In my undergraduate research, I had initially set out to utilize a famous FORTRAN computer program for water distribution analysis written by a renowned American professor of water engineering in 1979. Mark you, it was not the objective of my research to write any FORTRAN program code. However, during my preliminary testing of the program, I ACCIDENTALLY found out that the said program was not furnishing the correct results. I was dumbfounded because all the previous research that I could obtain at the time used the same program without any change. Then, I critically analyzed the program from my knowledge of the theory behind the program. Eureka! I identified 3 fundamental errors in the program that rendered the program inaccurate. This finding completely changed the direction of my research. Now, I had to first write another computer program that was error-free and could furnish the correct results when run. I successfully achieved that goal and went on to publish the outcome of my research in a journal.

In my PhD research, I initially set out to carry out simple soil remediation (decontamination) with multiple contaminants using the already established treatment conditions, on a local Saudi Arabian soil. During the preliminary characterization of the soil, I ACCIDENTALLY found it to possess high pH (alkaline) and exchangeable sodium percentage. To describe this, I added an adjective to the local Saudi Arabian soil and I called it sodic soil. Upon further analysis, I ACCIDENTALLY found the soil to possess high electrical conductivity which prevents the application of the standard treatment conditions for such soil. I added another adjective SALINE to describe the soil fully. The soil became SALINE-SODIC SOIL. This type of soil is usually found in arid and semiarid regions. Fortunately or unfortunately, there was no previous remediation study on this type of soil – the gap – hence, I undertook a comprehensive and successful remediation study on this soil at bench scale and pilot scale. Shortly after I submitted my dissertation to the graduate school, I received a message from the Deanship of Scientific Research, KFUPM, that the attorney in their US patent office had studied my abstract and said that my dissertation is patentable, hence, I should file for the US patent through them. Unfortunately, due to some ‘political’ reasons, I did not apply for the patent at the time. Almost, 2 years later, I was again contacted by KFUPM to file a patent for our invention. At this time, the political reasons were resolved, and I filed for a US patent for the invention. Months later, I received a positive prior-art search, which in essence confirmed that my work is unique and innovative. Unfortunately, when I responded to the prior-art search message that will enable the US Patent Office to go ahead and approve the patent, they responded to me that the time within which to process the patent had elapsed and they could no longer continue to process the patent application. That was how I lost that patent. Please learn from my reminiscence that whenever you feel that your research is unique and innovative, don’t waste any time in filing for a patent. You can clearly see from the foregoing, how serendipity significantly affected my research, positively. If not for the delay in filing the patent, I would have been in possession of one US patent today.

I hope this piece would serve as a simple guide and inspiration to the teaming PhD and MSc students who write or call me to seek for assistance in choosing a research topic in their different areas of specialization. I would also like to hear your own reminiscences vis-à-vis serendipity, project topic selection and how your undergraduate research or design project differs from the one I explained above based on your major.

WORK ORDER 1:
Answer these questions from the passage on serendipity in research, one answer per line:
(a) How many fundamental errors did the writer find in the 1979 FORTRAN program?
(b) Which property of the soil led the writer to add the word "saline" to its name?
(c) Why could the US Patent Office no longer process the patent application?
WORK ORDER 2: Using the passage on serendipity in research, explain in one to three sentences why the writer had to write a new computer program during the undergraduate research.
The material is not needed for any of this work.

RECORDS SUPPLIED:
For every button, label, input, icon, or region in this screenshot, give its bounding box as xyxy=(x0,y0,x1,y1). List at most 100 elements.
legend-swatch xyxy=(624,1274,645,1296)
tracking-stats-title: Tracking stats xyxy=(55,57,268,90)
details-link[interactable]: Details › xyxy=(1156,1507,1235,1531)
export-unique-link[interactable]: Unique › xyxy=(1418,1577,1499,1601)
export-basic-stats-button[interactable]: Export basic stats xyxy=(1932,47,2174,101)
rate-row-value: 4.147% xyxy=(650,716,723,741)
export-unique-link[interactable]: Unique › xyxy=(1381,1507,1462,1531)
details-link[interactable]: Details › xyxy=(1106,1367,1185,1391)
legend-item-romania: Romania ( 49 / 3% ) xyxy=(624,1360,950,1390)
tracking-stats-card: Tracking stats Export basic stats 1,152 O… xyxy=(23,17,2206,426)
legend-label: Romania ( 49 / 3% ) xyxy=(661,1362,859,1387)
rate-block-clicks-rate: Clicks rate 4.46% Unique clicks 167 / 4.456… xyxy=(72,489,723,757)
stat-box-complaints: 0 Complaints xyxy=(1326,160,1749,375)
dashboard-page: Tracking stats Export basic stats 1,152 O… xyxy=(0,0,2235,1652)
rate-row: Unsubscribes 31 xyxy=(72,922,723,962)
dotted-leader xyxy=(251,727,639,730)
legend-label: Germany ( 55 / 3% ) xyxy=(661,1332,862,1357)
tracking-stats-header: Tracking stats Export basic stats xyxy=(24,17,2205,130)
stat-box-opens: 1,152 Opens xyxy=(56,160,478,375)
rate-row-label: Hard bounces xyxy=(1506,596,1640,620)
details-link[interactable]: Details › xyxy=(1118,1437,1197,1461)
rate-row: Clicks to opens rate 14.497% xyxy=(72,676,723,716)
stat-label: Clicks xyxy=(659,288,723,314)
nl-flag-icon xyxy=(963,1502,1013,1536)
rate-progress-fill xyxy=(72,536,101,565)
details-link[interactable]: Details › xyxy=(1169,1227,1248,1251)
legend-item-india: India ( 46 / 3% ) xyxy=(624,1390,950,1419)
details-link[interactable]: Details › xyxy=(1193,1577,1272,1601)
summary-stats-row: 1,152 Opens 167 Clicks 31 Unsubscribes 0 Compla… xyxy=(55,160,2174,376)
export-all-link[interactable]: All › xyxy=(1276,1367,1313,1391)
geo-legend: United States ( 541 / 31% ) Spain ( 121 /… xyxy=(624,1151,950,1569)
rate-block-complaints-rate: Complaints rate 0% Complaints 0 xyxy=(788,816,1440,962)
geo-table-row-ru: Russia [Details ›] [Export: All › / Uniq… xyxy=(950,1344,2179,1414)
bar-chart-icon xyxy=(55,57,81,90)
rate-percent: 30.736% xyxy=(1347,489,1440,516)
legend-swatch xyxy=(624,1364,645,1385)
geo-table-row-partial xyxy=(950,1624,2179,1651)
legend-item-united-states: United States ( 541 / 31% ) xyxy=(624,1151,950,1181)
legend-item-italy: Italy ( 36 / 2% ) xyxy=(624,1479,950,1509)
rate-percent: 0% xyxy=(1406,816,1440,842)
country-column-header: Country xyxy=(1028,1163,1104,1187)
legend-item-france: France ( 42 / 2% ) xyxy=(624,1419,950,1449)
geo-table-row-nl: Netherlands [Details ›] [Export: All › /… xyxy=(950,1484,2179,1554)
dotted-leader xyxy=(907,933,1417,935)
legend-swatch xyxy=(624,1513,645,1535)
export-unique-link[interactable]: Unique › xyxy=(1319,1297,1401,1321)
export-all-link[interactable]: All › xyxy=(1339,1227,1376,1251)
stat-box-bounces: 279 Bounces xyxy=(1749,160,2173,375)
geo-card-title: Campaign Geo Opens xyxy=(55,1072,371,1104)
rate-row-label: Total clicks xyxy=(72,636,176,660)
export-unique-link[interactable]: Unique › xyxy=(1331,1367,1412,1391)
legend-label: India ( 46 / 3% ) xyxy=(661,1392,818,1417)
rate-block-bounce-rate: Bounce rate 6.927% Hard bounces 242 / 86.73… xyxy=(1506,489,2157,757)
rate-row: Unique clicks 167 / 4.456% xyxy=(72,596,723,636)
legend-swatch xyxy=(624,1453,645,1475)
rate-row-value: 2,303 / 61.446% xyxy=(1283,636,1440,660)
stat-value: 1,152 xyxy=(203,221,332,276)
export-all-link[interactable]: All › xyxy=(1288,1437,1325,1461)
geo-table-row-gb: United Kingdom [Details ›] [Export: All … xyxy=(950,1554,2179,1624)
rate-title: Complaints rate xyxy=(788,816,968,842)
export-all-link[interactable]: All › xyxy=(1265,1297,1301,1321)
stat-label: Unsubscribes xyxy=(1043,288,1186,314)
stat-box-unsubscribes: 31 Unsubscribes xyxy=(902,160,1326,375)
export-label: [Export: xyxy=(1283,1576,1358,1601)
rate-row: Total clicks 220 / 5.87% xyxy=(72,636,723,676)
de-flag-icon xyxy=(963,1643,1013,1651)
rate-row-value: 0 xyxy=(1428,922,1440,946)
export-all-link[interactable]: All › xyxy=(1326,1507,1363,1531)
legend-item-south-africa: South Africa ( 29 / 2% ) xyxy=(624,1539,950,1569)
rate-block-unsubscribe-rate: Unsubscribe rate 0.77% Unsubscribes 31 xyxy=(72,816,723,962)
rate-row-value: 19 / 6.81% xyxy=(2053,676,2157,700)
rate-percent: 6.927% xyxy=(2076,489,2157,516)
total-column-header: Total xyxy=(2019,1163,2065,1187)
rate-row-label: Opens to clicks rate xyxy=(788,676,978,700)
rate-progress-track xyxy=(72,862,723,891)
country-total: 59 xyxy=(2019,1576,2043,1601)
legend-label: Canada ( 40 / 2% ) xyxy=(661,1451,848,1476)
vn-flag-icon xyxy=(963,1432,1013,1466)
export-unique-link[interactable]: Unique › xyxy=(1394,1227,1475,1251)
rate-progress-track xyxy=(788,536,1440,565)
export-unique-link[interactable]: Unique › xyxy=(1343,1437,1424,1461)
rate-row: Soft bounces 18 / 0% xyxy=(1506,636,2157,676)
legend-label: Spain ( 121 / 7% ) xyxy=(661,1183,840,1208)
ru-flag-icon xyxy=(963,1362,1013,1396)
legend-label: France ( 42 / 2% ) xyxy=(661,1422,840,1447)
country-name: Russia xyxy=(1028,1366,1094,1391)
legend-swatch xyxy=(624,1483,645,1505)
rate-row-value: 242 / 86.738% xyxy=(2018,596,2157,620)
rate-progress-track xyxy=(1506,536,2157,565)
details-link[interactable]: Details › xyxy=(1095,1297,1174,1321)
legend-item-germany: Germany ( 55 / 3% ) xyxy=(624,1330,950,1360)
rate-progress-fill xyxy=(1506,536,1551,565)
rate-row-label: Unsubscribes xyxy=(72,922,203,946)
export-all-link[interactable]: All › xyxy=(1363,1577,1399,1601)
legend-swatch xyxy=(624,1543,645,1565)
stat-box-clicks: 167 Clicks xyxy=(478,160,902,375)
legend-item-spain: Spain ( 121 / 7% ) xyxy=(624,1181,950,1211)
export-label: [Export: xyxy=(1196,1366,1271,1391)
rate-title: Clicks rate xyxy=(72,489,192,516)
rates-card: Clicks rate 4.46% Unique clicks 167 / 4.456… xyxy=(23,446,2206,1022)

TASK OUTPUT 1:
(a) Three.
(b) Its high electrical conductivity.
(c) The time within which to process the patent had elapsed.

TASK OUTPUT 2: The FORTRAN program the writer had planned to use was not giving correct results, because it contained three fundamental errors. So before going further, the writer first had to write an error-free program that gave correct results.